## Requirements
Give the listing below again in full, exactly as written.

## Data records

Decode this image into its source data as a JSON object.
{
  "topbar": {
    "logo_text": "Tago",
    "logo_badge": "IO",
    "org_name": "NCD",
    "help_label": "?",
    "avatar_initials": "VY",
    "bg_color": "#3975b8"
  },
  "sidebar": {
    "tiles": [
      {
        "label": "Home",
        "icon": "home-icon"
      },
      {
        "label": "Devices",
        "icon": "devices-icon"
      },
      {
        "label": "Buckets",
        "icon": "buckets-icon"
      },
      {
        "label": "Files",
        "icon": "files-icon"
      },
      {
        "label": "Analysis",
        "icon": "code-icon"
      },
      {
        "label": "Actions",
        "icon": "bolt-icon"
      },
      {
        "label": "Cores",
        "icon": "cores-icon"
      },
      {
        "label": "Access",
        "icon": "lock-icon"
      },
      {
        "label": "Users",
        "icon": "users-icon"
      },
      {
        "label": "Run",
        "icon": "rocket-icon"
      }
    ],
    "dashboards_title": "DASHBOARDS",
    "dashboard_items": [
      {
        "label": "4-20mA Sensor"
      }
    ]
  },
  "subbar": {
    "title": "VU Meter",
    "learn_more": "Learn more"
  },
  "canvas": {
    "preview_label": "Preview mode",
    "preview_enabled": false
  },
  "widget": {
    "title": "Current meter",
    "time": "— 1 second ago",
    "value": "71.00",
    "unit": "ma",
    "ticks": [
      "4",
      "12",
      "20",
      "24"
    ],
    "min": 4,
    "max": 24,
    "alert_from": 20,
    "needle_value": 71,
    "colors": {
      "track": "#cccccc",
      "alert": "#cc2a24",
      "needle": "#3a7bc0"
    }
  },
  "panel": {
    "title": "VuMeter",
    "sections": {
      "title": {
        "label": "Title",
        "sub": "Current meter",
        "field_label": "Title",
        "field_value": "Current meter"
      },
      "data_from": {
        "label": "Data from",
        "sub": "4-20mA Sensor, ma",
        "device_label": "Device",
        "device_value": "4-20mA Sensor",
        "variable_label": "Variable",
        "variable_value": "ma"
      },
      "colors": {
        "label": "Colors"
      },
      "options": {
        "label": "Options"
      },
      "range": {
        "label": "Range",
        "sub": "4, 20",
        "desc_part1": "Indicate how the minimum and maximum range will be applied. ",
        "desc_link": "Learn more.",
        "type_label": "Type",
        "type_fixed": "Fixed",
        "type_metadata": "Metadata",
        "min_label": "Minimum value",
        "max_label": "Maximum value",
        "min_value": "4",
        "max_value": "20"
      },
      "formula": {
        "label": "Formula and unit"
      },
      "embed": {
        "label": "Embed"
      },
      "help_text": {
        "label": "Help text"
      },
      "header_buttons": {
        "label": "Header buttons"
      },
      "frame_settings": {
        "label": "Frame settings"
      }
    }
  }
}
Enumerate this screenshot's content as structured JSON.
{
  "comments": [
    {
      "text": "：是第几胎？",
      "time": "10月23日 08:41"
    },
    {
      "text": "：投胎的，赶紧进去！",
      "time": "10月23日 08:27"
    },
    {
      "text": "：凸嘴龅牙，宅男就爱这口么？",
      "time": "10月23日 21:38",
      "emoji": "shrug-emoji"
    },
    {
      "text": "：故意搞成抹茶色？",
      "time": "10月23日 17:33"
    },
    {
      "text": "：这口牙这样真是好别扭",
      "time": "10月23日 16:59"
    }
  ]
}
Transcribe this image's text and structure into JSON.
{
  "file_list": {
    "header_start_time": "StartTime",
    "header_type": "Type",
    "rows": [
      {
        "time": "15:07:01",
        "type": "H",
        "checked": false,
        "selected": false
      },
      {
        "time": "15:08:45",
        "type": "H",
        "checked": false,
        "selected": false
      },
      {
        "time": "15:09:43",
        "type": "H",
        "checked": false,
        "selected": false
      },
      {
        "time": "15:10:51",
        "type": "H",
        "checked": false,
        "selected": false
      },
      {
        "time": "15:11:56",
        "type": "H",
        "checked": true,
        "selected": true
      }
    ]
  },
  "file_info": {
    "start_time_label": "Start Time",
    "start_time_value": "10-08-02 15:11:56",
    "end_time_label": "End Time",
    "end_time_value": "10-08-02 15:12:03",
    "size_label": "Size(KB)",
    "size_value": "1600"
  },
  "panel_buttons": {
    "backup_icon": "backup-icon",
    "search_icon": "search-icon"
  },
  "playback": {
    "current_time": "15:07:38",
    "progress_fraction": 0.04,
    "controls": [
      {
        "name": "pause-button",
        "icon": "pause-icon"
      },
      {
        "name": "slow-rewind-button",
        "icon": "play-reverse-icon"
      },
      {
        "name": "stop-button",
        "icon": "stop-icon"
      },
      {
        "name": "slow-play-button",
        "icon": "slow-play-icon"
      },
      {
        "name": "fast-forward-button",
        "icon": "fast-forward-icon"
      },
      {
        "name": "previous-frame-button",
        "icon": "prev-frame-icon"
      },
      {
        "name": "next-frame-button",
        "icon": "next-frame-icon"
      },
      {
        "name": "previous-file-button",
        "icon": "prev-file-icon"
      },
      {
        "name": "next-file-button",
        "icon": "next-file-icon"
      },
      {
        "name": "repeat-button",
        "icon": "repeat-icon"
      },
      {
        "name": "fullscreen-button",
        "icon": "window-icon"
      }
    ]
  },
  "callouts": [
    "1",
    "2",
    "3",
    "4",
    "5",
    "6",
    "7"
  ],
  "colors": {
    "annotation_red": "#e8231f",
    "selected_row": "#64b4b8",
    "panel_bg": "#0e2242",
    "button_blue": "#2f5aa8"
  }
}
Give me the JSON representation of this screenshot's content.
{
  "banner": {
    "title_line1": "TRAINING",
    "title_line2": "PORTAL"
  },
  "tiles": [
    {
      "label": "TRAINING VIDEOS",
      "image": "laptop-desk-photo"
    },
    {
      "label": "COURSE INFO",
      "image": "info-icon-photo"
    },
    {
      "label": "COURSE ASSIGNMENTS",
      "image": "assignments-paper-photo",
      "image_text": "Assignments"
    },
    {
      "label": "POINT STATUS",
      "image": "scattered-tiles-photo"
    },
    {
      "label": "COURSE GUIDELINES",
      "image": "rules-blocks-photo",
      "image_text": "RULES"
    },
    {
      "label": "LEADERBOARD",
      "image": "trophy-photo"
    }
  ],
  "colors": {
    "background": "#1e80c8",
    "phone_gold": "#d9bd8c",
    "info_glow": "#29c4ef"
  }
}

## Written solution
Decode this image into its source data as a JSON object.
{
  "topbar": {
    "logo_text": "Tago",
    "logo_badge": "IO",
    "org_name": "NCD",
    "help_label": "?",
    "avatar_initials": "VY",
    "bg_color": "#3975b8"
  },
  "sidebar": {
    "tiles": [
      {
        "label": "Home",
        "icon": "home-icon"
      },
      {
        "label": "Devices",
        "icon": "devices-icon"
      },
      {
        "label": "Buckets",
        "icon": "buckets-icon"
      },
      {
        "label": "Files",
        "icon": "files-icon"
      },
      {
        "label": "Analysis",
        "icon": "code-icon"
      },
      {
        "label": "Actions",
        "icon": "bolt-icon"
      },
      {
        "label": "Cores",
        "icon": "cores-icon"
      },
      {
        "label": "Access",
        "icon": "lock-icon"
      },
      {
        "label": "Users",
        "icon": "users-icon"
      },
      {
        "label": "Run",
        "icon": "rocket-icon"
      }
    ],
    "dashboards_title": "DASHBOARDS",
    "dashboard_items": [
      {
        "label": "4-20mA Sensor"
      }
    ]
  },
  "subbar": {
    "title": "VU Meter",
    "learn_more": "Learn more"
  },
  "canvas": {
    "preview_label": "Preview mode",
    "preview_enabled": false
  },
  "widget": {
    "title": "Current meter",
    "time": "— 1 second ago",
    "value": "71.00",
    "unit": "ma",
    "ticks": [
      "4",
      "12",
      "20",
      "24"
    ],
    "min": 4,
    "max": 24,
    "alert_from": 20,
    "needle_value": 71,
    "colors": {
      "track": "#cccccc",
      "alert": "#cc2a24",
      "needle": "#3a7bc0"
    }
  },
  "panel": {
    "title": "VuMeter",
    "sections": {
      "title": {
        "label": "Title",
        "sub": "Current meter",
        "field_label": "Title",
        "field_value": "Current meter"
      },
      "data_from": {
        "label": "Data from",
        "sub": "4-20mA Sensor, ma",
        "device_label": "Device",
        "device_value": "4-20mA Sensor",
        "variable_label": "Variable",
        "variable_value": "ma"
      },
      "colors": {
        "label": "Colors"
      },
      "options": {
        "label": "Options"
      },
      "range": {
        "label": "Range",
        "sub": "4, 20",
        "desc_part1": "Indicate how the minimum and maximum range will be applied. ",
        "desc_link": "Learn more.",
        "type_label": "Type",
        "type_fixed": "Fixed",
        "type_metadata": "Metadata",
        "min_label": "Minimum value",
        "max_label": "Maximum value",
        "min_value": "4",
        "max_value": "20"
      },
      "formula": {
        "label": "Formula and unit"
      },
      "embed": {
        "label": "Embed"
      },
      "help_text": {
        "label": "Help text"
      },
      "header_buttons": {
        "label": "Header buttons"
      },
      "frame_settings": {
        "label": "Frame settings"
      }
    }
  }
}
Enumerate this screenshot's content as structured JSON.
{
  "comments": [
    {
      "text": "：是第几胎？",
      "time": "10月23日 08:41"
    },
    {
      "text": "：投胎的，赶紧进去！",
      "time": "10月23日 08:27"
    },
    {
      "text": "：凸嘴龅牙，宅男就爱这口么？",
      "time": "10月23日 21:38",
      "emoji": "shrug-emoji"
    },
    {
      "text": "：故意搞成抹茶色？",
      "time": "10月23日 17:33"
    },
    {
      "text": "：这口牙这样真是好别扭",
      "time": "10月23日 16:59"
    }
  ]
}
Transcribe this image's text and structure into JSON.
{
  "file_list": {
    "header_start_time": "StartTime",
    "header_type": "Type",
    "rows": [
      {
        "time": "15:07:01",
        "type": "H",
        "checked": false,
        "selected": false
      },
      {
        "time": "15:08:45",
        "type": "H",
        "checked": false,
        "selected": false
      },
      {
        "time": "15:09:43",
        "type": "H",
        "checked": false,
        "selected": false
      },
      {
        "time": "15:10:51",
        "type": "H",
        "checked": false,
        "selected": false
      },
      {
        "time": "15:11:56",
        "type": "H",
        "checked": true,
        "selected": true
      }
    ]
  },
  "file_info": {
    "start_time_label": "Start Time",
    "start_time_value": "10-08-02 15:11:56",
    "end_time_label": "End Time",
    "end_time_value": "10-08-02 15:12:03",
    "size_label": "Size(KB)",
    "size_value": "1600"
  },
  "panel_buttons": {
    "backup_icon": "backup-icon",
    "search_icon": "search-icon"
  },
  "playback": {
    "current_time": "15:07:38",
    "progress_fraction": 0.04,
    "controls": [
      {
        "name": "pause-button",
        "icon": "pause-icon"
      },
      {
        "name": "slow-rewind-button",
        "icon": "play-reverse-icon"
      },
      {
        "name": "stop-button",
        "icon": "stop-icon"
      },
      {
        "name": "slow-play-button",
        "icon": "slow-play-icon"
      },
      {
        "name": "fast-forward-button",
        "icon": "fast-forward-icon"
      },
      {
        "name": "previous-frame-button",
        "icon": "prev-frame-icon"
      },
      {
        "name": "next-frame-button",
        "icon": "next-frame-icon"
      },
      {
        "name": "previous-file-button",
        "icon": "prev-file-icon"
      },
      {
        "name": "next-file-button",
        "icon": "next-file-icon"
      },
      {
        "name": "repeat-button",
        "icon": "repeat-icon"
      },
      {
        "name": "fullscreen-button",
        "icon": "window-icon"
      }
    ]
  },
  "callouts": [
    "1",
    "2",
    "3",
    "4",
    "5",
    "6",
    "7"
  ],
  "colors": {
    "annotation_red": "#e8231f",
    "selected_row": "#64b4b8",
    "panel_bg": "#0e2242",
    "button_blue": "#2f5aa8"
  }
}
Give me the JSON representation of this screenshot's content.
{
  "banner": {
    "title_line1": "TRAINING",
    "title_line2": "PORTAL"
  },
  "tiles": [
    {
      "label": "TRAINING VIDEOS",
      "image": "laptop-desk-photo"
    },
    {
      "label": "COURSE INFO",
      "image": "info-icon-photo"
    },
    {
      "label": "COURSE ASSIGNMENTS",
      "image": "assignments-paper-photo",
      "image_text": "Assignments"
    },
    {
      "label": "POINT STATUS",
      "image": "scattered-tiles-photo"
    },
    {
      "label": "COURSE GUIDELINES",
      "image": "rules-blocks-photo",
      "image_text": "RULES"
    },
    {
      "label": "LEADERBOARD",
      "image": "trophy-photo"
    }
  ],
  "colors": {
    "background": "#1e80c8",
    "phone_gold": "#d9bd8c",
    "info_glow": "#29c4ef"
  }
}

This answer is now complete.